Stored data
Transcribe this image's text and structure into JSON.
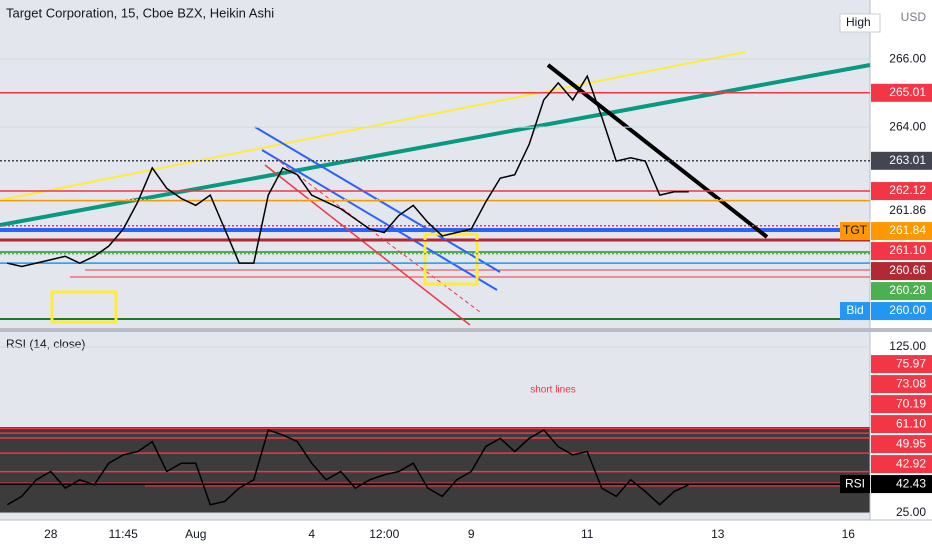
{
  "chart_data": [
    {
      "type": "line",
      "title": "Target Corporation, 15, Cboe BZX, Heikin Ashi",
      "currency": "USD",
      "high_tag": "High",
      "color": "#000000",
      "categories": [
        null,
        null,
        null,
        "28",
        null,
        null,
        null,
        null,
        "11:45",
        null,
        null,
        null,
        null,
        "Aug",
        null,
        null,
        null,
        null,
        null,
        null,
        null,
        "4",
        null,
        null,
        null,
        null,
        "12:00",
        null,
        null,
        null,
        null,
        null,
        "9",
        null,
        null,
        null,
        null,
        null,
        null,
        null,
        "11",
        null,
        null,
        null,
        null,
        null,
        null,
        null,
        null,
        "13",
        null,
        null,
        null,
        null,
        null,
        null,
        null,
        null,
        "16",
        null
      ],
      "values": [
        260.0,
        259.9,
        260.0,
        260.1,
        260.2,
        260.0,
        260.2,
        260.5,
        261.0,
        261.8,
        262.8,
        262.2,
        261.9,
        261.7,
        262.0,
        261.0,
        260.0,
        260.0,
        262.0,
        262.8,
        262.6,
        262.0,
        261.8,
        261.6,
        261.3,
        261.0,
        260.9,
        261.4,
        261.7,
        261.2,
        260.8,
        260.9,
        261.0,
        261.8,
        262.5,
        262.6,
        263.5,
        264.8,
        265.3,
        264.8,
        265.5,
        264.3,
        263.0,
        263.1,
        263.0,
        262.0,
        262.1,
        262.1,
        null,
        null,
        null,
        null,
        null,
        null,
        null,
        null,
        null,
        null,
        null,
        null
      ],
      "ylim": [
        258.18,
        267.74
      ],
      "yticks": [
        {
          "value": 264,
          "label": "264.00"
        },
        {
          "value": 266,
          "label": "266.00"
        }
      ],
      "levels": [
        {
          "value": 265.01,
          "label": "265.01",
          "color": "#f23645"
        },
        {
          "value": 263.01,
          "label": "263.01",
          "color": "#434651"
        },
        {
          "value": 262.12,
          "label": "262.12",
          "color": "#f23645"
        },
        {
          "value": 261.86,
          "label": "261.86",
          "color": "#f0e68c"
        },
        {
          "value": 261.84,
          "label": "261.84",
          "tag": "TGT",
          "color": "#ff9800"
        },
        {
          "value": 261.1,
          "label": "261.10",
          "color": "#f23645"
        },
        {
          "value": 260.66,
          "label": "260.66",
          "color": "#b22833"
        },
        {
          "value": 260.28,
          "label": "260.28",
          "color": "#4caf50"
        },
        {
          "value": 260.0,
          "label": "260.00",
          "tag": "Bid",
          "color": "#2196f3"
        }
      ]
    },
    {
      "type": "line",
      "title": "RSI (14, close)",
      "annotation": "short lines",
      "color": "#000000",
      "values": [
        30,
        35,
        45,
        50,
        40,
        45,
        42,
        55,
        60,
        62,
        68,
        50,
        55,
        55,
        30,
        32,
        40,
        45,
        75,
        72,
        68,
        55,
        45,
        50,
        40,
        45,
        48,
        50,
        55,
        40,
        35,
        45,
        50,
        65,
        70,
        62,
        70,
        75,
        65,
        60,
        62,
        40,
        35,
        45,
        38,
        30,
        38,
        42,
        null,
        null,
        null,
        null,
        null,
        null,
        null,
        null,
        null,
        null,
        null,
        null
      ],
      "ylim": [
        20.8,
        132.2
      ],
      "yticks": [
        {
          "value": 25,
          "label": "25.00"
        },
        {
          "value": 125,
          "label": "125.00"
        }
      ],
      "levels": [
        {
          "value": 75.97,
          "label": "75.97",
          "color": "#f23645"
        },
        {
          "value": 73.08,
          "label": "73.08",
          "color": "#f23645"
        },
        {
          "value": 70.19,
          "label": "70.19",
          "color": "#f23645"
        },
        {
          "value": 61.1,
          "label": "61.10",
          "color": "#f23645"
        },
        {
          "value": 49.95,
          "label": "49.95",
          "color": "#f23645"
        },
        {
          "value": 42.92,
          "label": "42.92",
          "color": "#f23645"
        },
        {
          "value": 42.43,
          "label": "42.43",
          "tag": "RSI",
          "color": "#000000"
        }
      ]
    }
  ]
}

▸ **TASK GOAL**: Reproduce all the records verbatim, excluding images.

▸ **REPLY TO THE TASK**:
Transcribe this image's text and structure into JSON.
{
  "chart_data": [
    {
      "type": "line",
      "title": "Target Corporation, 15, Cboe BZX, Heikin Ashi",
      "currency": "USD",
      "high_tag": "High",
      "color": "#000000",
      "categories": [
        null,
        null,
        null,
        "28",
        null,
        null,
        null,
        null,
        "11:45",
        null,
        null,
        null,
        null,
        "Aug",
        null,
        null,
        null,
        null,
        null,
        null,
        null,
        "4",
        null,
        null,
        null,
        null,
        "12:00",
        null,
        null,
        null,
        null,
        null,
        "9",
        null,
        null,
        null,
        null,
        null,
        null,
        null,
        "11",
        null,
        null,
        null,
        null,
        null,
        null,
        null,
        null,
        "13",
        null,
        null,
        null,
        null,
        null,
        null,
        null,
        null,
        "16",
        null
      ],
      "values": [
        260.0,
        259.9,
        260.0,
        260.1,
        260.2,
        260.0,
        260.2,
        260.5,
        261.0,
        261.8,
        262.8,
        262.2,
        261.9,
        261.7,
        262.0,
        261.0,
        260.0,
        260.0,
        262.0,
        262.8,
        262.6,
        262.0,
        261.8,
        261.6,
        261.3,
        261.0,
        260.9,
        261.4,
        261.7,
        261.2,
        260.8,
        260.9,
        261.0,
        261.8,
        262.5,
        262.6,
        263.5,
        264.8,
        265.3,
        264.8,
        265.5,
        264.3,
        263.0,
        263.1,
        263.0,
        262.0,
        262.1,
        262.1,
        null,
        null,
        null,
        null,
        null,
        null,
        null,
        null,
        null,
        null,
        null,
        null
      ],
      "ylim": [
        258.18,
        267.74
      ],
      "yticks": [
        {
          "value": 264,
          "label": "264.00"
        },
        {
          "value": 266,
          "label": "266.00"
        }
      ],
      "levels": [
        {
          "value": 265.01,
          "label": "265.01",
          "color": "#f23645"
        },
        {
          "value": 263.01,
          "label": "263.01",
          "color": "#434651"
        },
        {
          "value": 262.12,
          "label": "262.12",
          "color": "#f23645"
        },
        {
          "value": 261.86,
          "label": "261.86",
          "color": "#f0e68c"
        },
        {
          "value": 261.84,
          "label": "261.84",
          "tag": "TGT",
          "color": "#ff9800"
        },
        {
          "value": 261.1,
          "label": "261.10",
          "color": "#f23645"
        },
        {
          "value": 260.66,
          "label": "260.66",
          "color": "#b22833"
        },
        {
          "value": 260.28,
          "label": "260.28",
          "color": "#4caf50"
        },
        {
          "value": 260.0,
          "label": "260.00",
          "tag": "Bid",
          "color": "#2196f3"
        }
      ]
    },
    {
      "type": "line",
      "title": "RSI (14, close)",
      "annotation": "short lines",
      "color": "#000000",
      "values": [
        30,
        35,
        45,
        50,
        40,
        45,
        42,
        55,
        60,
        62,
        68,
        50,
        55,
        55,
        30,
        32,
        40,
        45,
        75,
        72,
        68,
        55,
        45,
        50,
        40,
        45,
        48,
        50,
        55,
        40,
        35,
        45,
        50,
        65,
        70,
        62,
        70,
        75,
        65,
        60,
        62,
        40,
        35,
        45,
        38,
        30,
        38,
        42,
        null,
        null,
        null,
        null,
        null,
        null,
        null,
        null,
        null,
        null,
        null,
        null
      ],
      "ylim": [
        20.8,
        132.2
      ],
      "yticks": [
        {
          "value": 25,
          "label": "25.00"
        },
        {
          "value": 125,
          "label": "125.00"
        }
      ],
      "levels": [
        {
          "value": 75.97,
          "label": "75.97",
          "color": "#f23645"
        },
        {
          "value": 73.08,
          "label": "73.08",
          "color": "#f23645"
        },
        {
          "value": 70.19,
          "label": "70.19",
          "color": "#f23645"
        },
        {
          "value": 61.1,
          "label": "61.10",
          "color": "#f23645"
        },
        {
          "value": 49.95,
          "label": "49.95",
          "color": "#f23645"
        },
        {
          "value": 42.92,
          "label": "42.92",
          "color": "#f23645"
        },
        {
          "value": 42.43,
          "label": "42.43",
          "tag": "RSI",
          "color": "#000000"
        }
      ]
    }
  ]
}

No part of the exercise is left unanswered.